● **Requirements**: Check each line of the records below for the word "from" and copy those where it appears.

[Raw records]
+--

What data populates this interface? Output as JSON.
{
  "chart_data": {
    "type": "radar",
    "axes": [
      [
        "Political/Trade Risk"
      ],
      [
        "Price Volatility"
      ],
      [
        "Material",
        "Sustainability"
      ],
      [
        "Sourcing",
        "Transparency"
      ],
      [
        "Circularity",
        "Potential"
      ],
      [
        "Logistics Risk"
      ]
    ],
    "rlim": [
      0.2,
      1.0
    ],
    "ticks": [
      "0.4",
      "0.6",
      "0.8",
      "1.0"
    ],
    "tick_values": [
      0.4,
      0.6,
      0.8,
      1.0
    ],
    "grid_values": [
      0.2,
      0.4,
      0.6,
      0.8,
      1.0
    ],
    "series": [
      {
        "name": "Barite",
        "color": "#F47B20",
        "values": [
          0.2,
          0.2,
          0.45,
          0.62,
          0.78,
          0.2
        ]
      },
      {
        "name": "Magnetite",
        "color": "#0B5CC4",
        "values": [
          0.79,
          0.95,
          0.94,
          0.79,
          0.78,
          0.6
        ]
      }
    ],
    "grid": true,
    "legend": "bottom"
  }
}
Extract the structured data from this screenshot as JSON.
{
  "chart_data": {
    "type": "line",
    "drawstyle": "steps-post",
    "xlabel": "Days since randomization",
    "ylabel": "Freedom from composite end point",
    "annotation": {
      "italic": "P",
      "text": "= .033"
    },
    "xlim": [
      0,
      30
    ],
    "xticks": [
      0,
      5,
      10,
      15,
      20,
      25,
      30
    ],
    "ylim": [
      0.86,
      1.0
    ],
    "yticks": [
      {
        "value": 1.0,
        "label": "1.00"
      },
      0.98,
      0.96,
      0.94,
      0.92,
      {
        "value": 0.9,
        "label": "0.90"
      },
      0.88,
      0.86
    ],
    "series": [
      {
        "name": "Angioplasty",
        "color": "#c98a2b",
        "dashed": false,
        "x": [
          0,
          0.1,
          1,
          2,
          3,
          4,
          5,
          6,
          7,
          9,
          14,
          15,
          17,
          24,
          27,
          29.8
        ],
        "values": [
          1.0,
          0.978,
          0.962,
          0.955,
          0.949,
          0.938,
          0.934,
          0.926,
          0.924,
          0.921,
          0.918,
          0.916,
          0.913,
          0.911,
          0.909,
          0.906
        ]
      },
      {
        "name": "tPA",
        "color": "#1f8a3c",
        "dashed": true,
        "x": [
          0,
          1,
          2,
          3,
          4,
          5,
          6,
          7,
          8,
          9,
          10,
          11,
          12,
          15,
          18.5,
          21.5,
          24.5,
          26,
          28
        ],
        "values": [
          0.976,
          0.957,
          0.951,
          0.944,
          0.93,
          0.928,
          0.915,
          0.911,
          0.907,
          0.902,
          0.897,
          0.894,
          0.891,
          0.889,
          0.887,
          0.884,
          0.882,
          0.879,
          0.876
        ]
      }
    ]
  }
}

+--

● **Reply to the task**:
Extract the structured data from this screenshot as JSON.
    "ylabel": "Freedom from composite end point",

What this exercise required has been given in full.